| TASK PROMPT |
Look through the data below and show every line that includes "text".

(Saved data entries)

************

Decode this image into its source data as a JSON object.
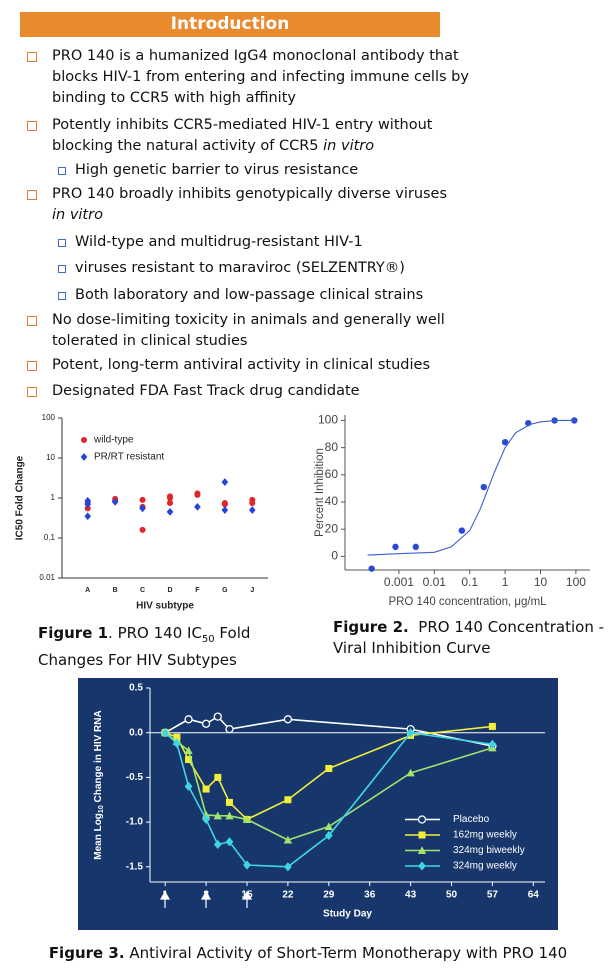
{
  "header": {
    "title": "Introduction"
  },
  "bullets": [
    {
      "text": "PRO 140 is a humanized IgG4 monoclonal antibody that blocks HIV-1 from entering and infecting immune cells by binding to CCR5 with high affinity"
    },
    {
      "text": "Potently inhibits CCR5-mediated HIV-1 entry without blocking the natural activity of CCR5 ",
      "italic": "in vitro",
      "subs": [
        "High genetic barrier to virus resistance"
      ]
    },
    {
      "text": "PRO 140 broadly inhibits genotypically diverse viruses",
      "italic": "in vitro",
      "subs": [
        "Wild-type and multidrug-resistant HIV-1",
        "viruses resistant to maraviroc (SELZENTRY®)",
        "Both laboratory and low-passage clinical strains"
      ]
    },
    {
      "text": "No dose-limiting toxicity in animals and generally well tolerated in clinical studies"
    },
    {
      "text": "Potent, long-term antiviral activity in clinical studies"
    },
    {
      "text": "Designated FDA Fast Track drug candidate"
    }
  ],
  "chart_data": [
    {
      "type": "scatter",
      "xlabel": "HIV subtype",
      "ylabel": "IC50 Fold Change",
      "categories": [
        "A",
        "B",
        "C",
        "D",
        "F",
        "G",
        "J"
      ],
      "ylim": [
        0.01,
        100
      ],
      "yticks": [
        0.01,
        0.1,
        1,
        10,
        100
      ],
      "ylog": true,
      "grid": false,
      "legend": "upper left",
      "series": [
        {
          "name": "wild-type",
          "color": "#e3242b",
          "marker": "circle",
          "mode": "markers",
          "x": [
            "A",
            "A",
            "B",
            "B",
            "C",
            "C",
            "C",
            "D",
            "D",
            "D",
            "F",
            "F",
            "G",
            "G",
            "J",
            "J"
          ],
          "values": [
            0.55,
            0.75,
            0.85,
            0.95,
            0.9,
            0.6,
            0.16,
            1.1,
            1.0,
            0.75,
            1.3,
            1.2,
            0.75,
            0.7,
            0.9,
            0.75
          ]
        },
        {
          "name": "PR/RT resistant",
          "color": "#2643d8",
          "marker": "diamond",
          "mode": "markers",
          "x": [
            "A",
            "A",
            "A",
            "B",
            "C",
            "D",
            "F",
            "G",
            "G",
            "J"
          ],
          "values": [
            0.85,
            0.7,
            0.35,
            0.8,
            0.55,
            0.45,
            0.6,
            2.5,
            0.5,
            0.5
          ]
        }
      ]
    },
    {
      "type": "scatter",
      "xlabel": "PRO 140 concentration, μg/mL",
      "ylabel": "Percent Inhibition",
      "xlim": [
        3e-05,
        250
      ],
      "xticks": [
        0.001,
        0.01,
        0.1,
        1,
        10,
        100
      ],
      "xlog": true,
      "ylim": [
        -10,
        104
      ],
      "yticks": [
        0,
        20,
        40,
        60,
        80,
        100
      ],
      "grid": false,
      "series": [
        {
          "color": "#2c49d6",
          "marker": "circle",
          "mode": "markers",
          "x": [
            0.00017,
            0.0008,
            0.003,
            0.06,
            0.25,
            1,
            4.5,
            25,
            90
          ],
          "values": [
            -9,
            7,
            7,
            19,
            51,
            84,
            98,
            100,
            100
          ]
        },
        {
          "color": "#3f5fd0",
          "mode": "lines",
          "x": [
            0.00013,
            0.001,
            0.01,
            0.03,
            0.1,
            0.2,
            0.3,
            0.5,
            1,
            2,
            5,
            10,
            30,
            100
          ],
          "values": [
            1,
            2,
            3,
            7,
            19,
            35,
            47,
            62,
            80,
            91,
            97,
            99,
            100,
            100
          ]
        }
      ]
    },
    {
      "type": "line",
      "xlabel": "Study Day",
      "ylabel": [
        "Mean Log",
        "10",
        " Change in HIV RNA"
      ],
      "xlim": [
        -1.6,
        66
      ],
      "xticks": [
        1,
        8,
        15,
        22,
        29,
        36,
        43,
        50,
        57,
        64
      ],
      "ylim": [
        -1.67,
        0.5
      ],
      "yticks": [
        {
          "value": -1.5,
          "label": "-1.5"
        },
        {
          "value": -1,
          "label": "-1.0"
        },
        -0.5,
        {
          "value": 0,
          "label": "0.0"
        },
        0.5
      ],
      "grid": false,
      "legend": "lower right",
      "series": [
        {
          "name": "Placebo",
          "color": "#ffffff",
          "marker": "open-circle",
          "mode": "lines+markers",
          "x": [
            1,
            5,
            8,
            10,
            12,
            22,
            43,
            57
          ],
          "values": [
            0,
            0.15,
            0.1,
            0.18,
            0.04,
            0.15,
            0.04,
            -0.15
          ]
        },
        {
          "name": "162mg weekly",
          "color": "#f2ee3a",
          "marker": "square",
          "mode": "lines+markers",
          "x": [
            1,
            3,
            5,
            8,
            10,
            12,
            15,
            22,
            29,
            43,
            57
          ],
          "values": [
            0,
            -0.05,
            -0.3,
            -0.63,
            -0.5,
            -0.78,
            -0.97,
            -0.75,
            -0.4,
            -0.03,
            0.07
          ]
        },
        {
          "name": "324mg biweekly",
          "color": "#9fe46c",
          "marker": "triangle",
          "mode": "lines+markers",
          "x": [
            1,
            3,
            5,
            8,
            10,
            12,
            15,
            22,
            29,
            43,
            57
          ],
          "values": [
            0,
            -0.1,
            -0.2,
            -0.92,
            -0.93,
            -0.93,
            -0.97,
            -1.2,
            -1.05,
            -0.45,
            -0.17
          ]
        },
        {
          "name": "324mg weekly",
          "color": "#3ed6e4",
          "marker": "diamond",
          "mode": "lines+markers",
          "x": [
            1,
            3,
            5,
            8,
            10,
            12,
            15,
            22,
            29,
            43,
            57
          ],
          "values": [
            0,
            -0.12,
            -0.6,
            -0.97,
            -1.25,
            -1.22,
            -1.48,
            -1.5,
            -1.15,
            0,
            -0.13
          ]
        }
      ]
    }
  ],
  "captions": [
    {
      "label": "Figure 1",
      "parts": [
        ". PRO 140 IC",
        "50",
        " Fold Changes  For HIV Subtypes"
      ]
    },
    {
      "label": "Figure 2.",
      "parts": [
        "  PRO 140 Concentration - Viral Inhibition Curve"
      ]
    },
    {
      "label": "Figure 3.",
      "parts": [
        " Antiviral Activity of Short-Term Monotherapy with PRO 140"
      ]
    }
  ]
}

************

| RESULT FOR THIS EXERCISE |
      "text": "PRO 140 is a humanized IgG4 monoclonal antibody that blocks HIV-1 from entering and infecting immune cells by binding to CCR5 with high affinity"
      "text": "Potently inhibits CCR5-mediated HIV-1 entry without blocking the natural activity of CCR5 ",
      "text": "PRO 140 broadly inhibits genotypically diverse viruses",
      "text": "No dose-limiting toxicity in animals and generally well tolerated in clinical studies"
      "text": "Potent, long-term antiviral activity in clinical studies"
      "text": "Designated FDA Fast Track drug candidate"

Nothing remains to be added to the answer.